■ **GIVEN EXERCISE**: Retype all the entries word for word, but omit the pictures.

■ **RECORDS FOR THIS EXERCISE**:
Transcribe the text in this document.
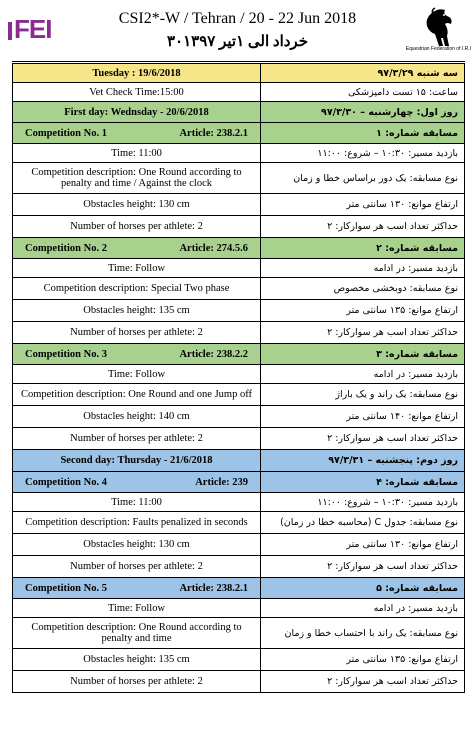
FEI	CSI2*-W / Tehran / 20 - 22 Jun 2018
۳۰خرداد الی ۱تیر ۱۳۹۷	Equestrian Federation of I.R.I
Tuesday : 19/6/2018	سه شنبه ۹۷/۳/۲۹
Vet Check Time:15:00	ساعت: ۱۵ تست دامپزشکی
First day: Wednsday - 20/6/2018	روز اول: چهارشنبه – ۹۷/۳/۳۰

Competition No. 1 Article: 238.2.1	مسابقه شماره: ۱
Time: 11:00	بازدید مسیر: ۱۰:۳۰ – شروع: ۱۱:۰۰
Competition description: One Round according to penalty and time / Against the clock	نوع مسابقه: یک دور براساس خطا و زمان
Obstacles height: 130 cm	ارتفاع موانع: ۱۳۰ سانتی متر
Number of horses per athlete: 2	حداکثر تعداد اسب هر سوارکار: ۲

Competition No. 2 Article: 274.5.6	مسابقه شماره: ۲
Time: Follow	بازدید مسیر: در ادامه
Competition description: Special Two phase	نوع مسابقه: دوبخشی مخصوص
Obstacles height: 135 cm	ارتفاع موانع: ۱۳۵ سانتی متر
Number of horses per athlete: 2	حداکثر تعداد اسب هر سوارکار: ۲

Competition No. 3 Article: 238.2.2	مسابقه شماره: ۳
Time: Follow	بازدید مسیر: در ادامه
Competition description: One Round and one Jump off	نوع مسابقه: یک راند و یک باراژ
Obstacles height: 140 cm	ارتفاع موانع: ۱۴۰ سانتی متر
Number of horses per athlete: 2	حداکثر تعداد اسب هر سوارکار: ۲
Second day: Thursday - 21/6/2018	روز دوم: پنجشنبه – ۹۷/۳/۳۱

Competition No. 4 Article: 239	مسابقه شماره: ۴
Time: 11:00	بازدید مسیر: ۱۰:۳۰ – شروع: ۱۱:۰۰
Competition description: Faults penalized in seconds	نوع مسابقه: جدول C (محاسبه خطا در زمان)
Obstacles height: 130 cm	ارتفاع موانع: ۱۳۰ سانتی متر
Number of horses per athlete: 2	حداکثر تعداد اسب هر سوارکار: ۲

Competition No. 5 Article: 238.2.1	مسابقه شماره: ۵
Time: Follow	بازدید مسیر: در ادامه
Competition description: One Round according to penalty and time	نوع مسابقه: یک راند با احتساب خطا و زمان
Obstacles height: 135 cm	ارتفاع موانع: ۱۳۵ سانتی متر
Number of horses per athlete: 2	حداکثر تعداد اسب هر سوارکار: ۲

■ **FINAL RESULT**:
Transcribe the text in this document.
FEI	CSI2*-W / Tehran / 20 - 22 Jun 2018
۳۰خرداد الی ۱تیر ۱۳۹۷	Equestrian Federation of I.R.I
Tuesday : 19/6/2018	سه شنبه ۹۷/۳/۲۹
Vet Check Time:15:00	ساعت: ۱۵ تست دامپزشکی
First day: Wednsday - 20/6/2018	روز اول: چهارشنبه – ۹۷/۳/۳۰

Competition No. 1 Article: 238.2.1	مسابقه شماره: ۱
Time: 11:00	بازدید مسیر: ۱۰:۳۰ – شروع: ۱۱:۰۰
Competition description: One Round according to penalty and time / Against the clock	نوع مسابقه: یک دور براساس خطا و زمان
Obstacles height: 130 cm	ارتفاع موانع: ۱۳۰ سانتی متر
Number of horses per athlete: 2	حداکثر تعداد اسب هر سوارکار: ۲

Competition No. 2 Article: 274.5.6	مسابقه شماره: ۲
Time: Follow	بازدید مسیر: در ادامه
Competition description: Special Two phase	نوع مسابقه: دوبخشی مخصوص
Obstacles height: 135 cm	ارتفاع موانع: ۱۳۵ سانتی متر
Number of horses per athlete: 2	حداکثر تعداد اسب هر سوارکار: ۲

Competition No. 3 Article: 238.2.2	مسابقه شماره: ۳
Time: Follow	بازدید مسیر: در ادامه
Competition description: One Round and one Jump off	نوع مسابقه: یک راند و یک باراژ
Obstacles height: 140 cm	ارتفاع موانع: ۱۴۰ سانتی متر
Number of horses per athlete: 2	حداکثر تعداد اسب هر سوارکار: ۲
Second day: Thursday - 21/6/2018	روز دوم: پنجشنبه – ۹۷/۳/۳۱

Competition No. 4 Article: 239	مسابقه شماره: ۴
Time: 11:00	بازدید مسیر: ۱۰:۳۰ – شروع: ۱۱:۰۰
Competition description: Faults penalized in seconds	نوع مسابقه: جدول C (محاسبه خطا در زمان)
Obstacles height: 130 cm	ارتفاع موانع: ۱۳۰ سانتی متر
Number of horses per athlete: 2	حداکثر تعداد اسب هر سوارکار: ۲

Competition No. 5 Article: 238.2.1	مسابقه شماره: ۵
Time: Follow	بازدید مسیر: در ادامه
Competition description: One Round according to penalty and time	نوع مسابقه: یک راند با احتساب خطا و زمان
Obstacles height: 135 cm	ارتفاع موانع: ۱۳۵ سانتی متر
Number of horses per athlete: 2	حداکثر تعداد اسب هر سوارکار: ۲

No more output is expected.